-------- Supplied material

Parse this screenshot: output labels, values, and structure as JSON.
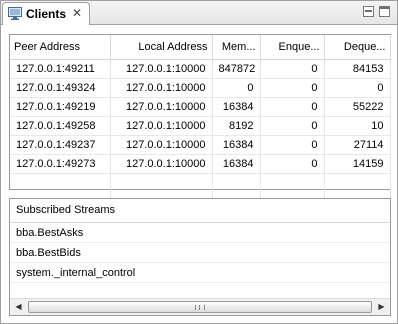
{
  "view": {
    "tab_title": "Clients",
    "tab_icon": "monitor-icon",
    "close_icon": "close-x-icon"
  },
  "clients_table": {
    "columns": [
      "Peer Address",
      "Local Address",
      "Mem...",
      "Enque...",
      "Deque..."
    ],
    "rows": [
      [
        "127.0.0.1:49211",
        "127.0.0.1:10000",
        "847872",
        "0",
        "84153"
      ],
      [
        "127.0.0.1:49324",
        "127.0.0.1:10000",
        "0",
        "0",
        "0"
      ],
      [
        "127.0.0.1:49219",
        "127.0.0.1:10000",
        "16384",
        "0",
        "55222"
      ],
      [
        "127.0.0.1:49258",
        "127.0.0.1:10000",
        "8192",
        "0",
        "10"
      ],
      [
        "127.0.0.1:49237",
        "127.0.0.1:10000",
        "16384",
        "0",
        "27114"
      ],
      [
        "127.0.0.1:49273",
        "127.0.0.1:10000",
        "16384",
        "0",
        "14159"
      ]
    ]
  },
  "streams": {
    "header": "Subscribed Streams",
    "items": [
      "bba.BestAsks",
      "bba.BestBids",
      "system._internal_control"
    ]
  }
}
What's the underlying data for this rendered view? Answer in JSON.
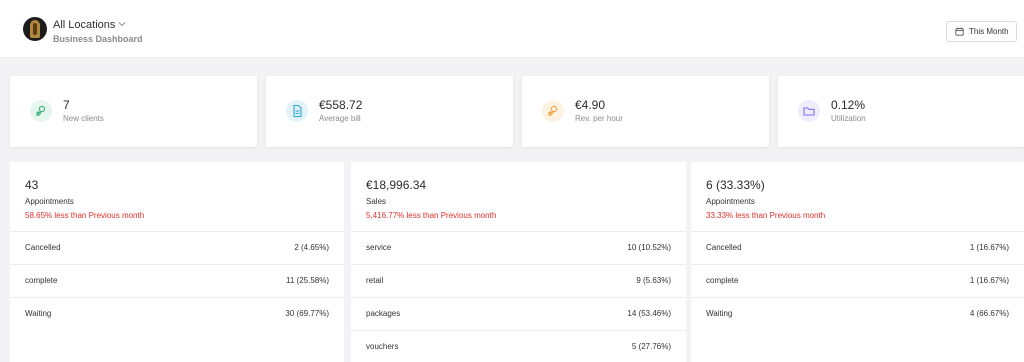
{
  "header": {
    "location_title": "All Locations",
    "subtitle": "Business Dashboard",
    "period_button": "This Month"
  },
  "kpis": [
    {
      "value": "7",
      "label": "New clients",
      "icon": "users-icon",
      "color": "#3bb273"
    },
    {
      "value": "€558.72",
      "label": "Average bill",
      "icon": "document-icon",
      "color": "#2aa7d8"
    },
    {
      "value": "€4.90",
      "label": "Rev. per hour",
      "icon": "users-icon",
      "color": "#f0a33a"
    },
    {
      "value": "0.12%",
      "label": "Utilization",
      "icon": "folder-icon",
      "color": "#7a6ff0"
    }
  ],
  "panels": [
    {
      "big": "43",
      "sub": "Appointments",
      "change": "58.65% less than Previous month",
      "rows": [
        {
          "name": "Cancelled",
          "value": "2 (4.65%)"
        },
        {
          "name": "complete",
          "value": "11 (25.58%)"
        },
        {
          "name": "Waiting",
          "value": "30 (69.77%)"
        }
      ]
    },
    {
      "big": "€18,996.34",
      "sub": "Sales",
      "change": "5,416.77% less than Previous month",
      "rows": [
        {
          "name": "service",
          "value": "10 (10.52%)"
        },
        {
          "name": "retail",
          "value": "9 (5.63%)"
        },
        {
          "name": "packages",
          "value": "14 (53.46%)"
        },
        {
          "name": "vouchers",
          "value": "5 (27.76%)"
        }
      ]
    },
    {
      "big": "6 (33.33%)",
      "sub": "Appointments",
      "change": "33.33% less than Previous month",
      "rows": [
        {
          "name": "Cancelled",
          "value": "1 (16.67%)"
        },
        {
          "name": "complete",
          "value": "1 (16.67%)"
        },
        {
          "name": "Waiting",
          "value": "4 (66.67%)"
        }
      ]
    }
  ]
}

----------------

- **What is expected**: Copy the records above exactly. The pictures are not part of the copy.

- **Answer for the task**:
Parse this screenshot: output labels, values, and structure as JSON.
{
  "view": {
    "tab_title": "Clients",
    "tab_icon": "monitor-icon",
    "close_icon": "close-x-icon"
  },
  "clients_table": {
    "columns": [
      "Peer Address",
      "Local Address",
      "Mem...",
      "Enque...",
      "Deque..."
    ],
    "rows": [
      [
        "127.0.0.1:49211",
        "127.0.0.1:10000",
        "847872",
        "0",
        "84153"
      ],
      [
        "127.0.0.1:49324",
        "127.0.0.1:10000",
        "0",
        "0",
        "0"
      ],
      [
        "127.0.0.1:49219",
        "127.0.0.1:10000",
        "16384",
        "0",
        "55222"
      ],
      [
        "127.0.0.1:49258",
        "127.0.0.1:10000",
        "8192",
        "0",
        "10"
      ],
      [
        "127.0.0.1:49237",
        "127.0.0.1:10000",
        "16384",
        "0",
        "27114"
      ],
      [
        "127.0.0.1:49273",
        "127.0.0.1:10000",
        "16384",
        "0",
        "14159"
      ]
    ]
  },
  "streams": {
    "header": "Subscribed Streams",
    "items": [
      "bba.BestAsks",
      "bba.BestBids",
      "system._internal_control"
    ]
  }
}
What's the underlying data for this rendered view? Answer in JSON.
{
  "header": {
    "location_title": "All Locations",
    "subtitle": "Business Dashboard",
    "period_button": "This Month"
  },
  "kpis": [
    {
      "value": "7",
      "label": "New clients",
      "icon": "users-icon",
      "color": "#3bb273"
    },
    {
      "value": "€558.72",
      "label": "Average bill",
      "icon": "document-icon",
      "color": "#2aa7d8"
    },
    {
      "value": "€4.90",
      "label": "Rev. per hour",
      "icon": "users-icon",
      "color": "#f0a33a"
    },
    {
      "value": "0.12%",
      "label": "Utilization",
      "icon": "folder-icon",
      "color": "#7a6ff0"
    }
  ],
  "panels": [
    {
      "big": "43",
      "sub": "Appointments",
      "change": "58.65% less than Previous month",
      "rows": [
        {
          "name": "Cancelled",
          "value": "2 (4.65%)"
        },
        {
          "name": "complete",
          "value": "11 (25.58%)"
        },
        {
          "name": "Waiting",
          "value": "30 (69.77%)"
        }
      ]
    },
    {
      "big": "€18,996.34",
      "sub": "Sales",
      "change": "5,416.77% less than Previous month",
      "rows": [
        {
          "name": "service",
          "value": "10 (10.52%)"
        },
        {
          "name": "retail",
          "value": "9 (5.63%)"
        },
        {
          "name": "packages",
          "value": "14 (53.46%)"
        },
        {
          "name": "vouchers",
          "value": "5 (27.76%)"
        }
      ]
    },
    {
      "big": "6 (33.33%)",
      "sub": "Appointments",
      "change": "33.33% less than Previous month",
      "rows": [
        {
          "name": "Cancelled",
          "value": "1 (16.67%)"
        },
        {
          "name": "complete",
          "value": "1 (16.67%)"
        },
        {
          "name": "Waiting",
          "value": "4 (66.67%)"
        }
      ]
    }
  ]
}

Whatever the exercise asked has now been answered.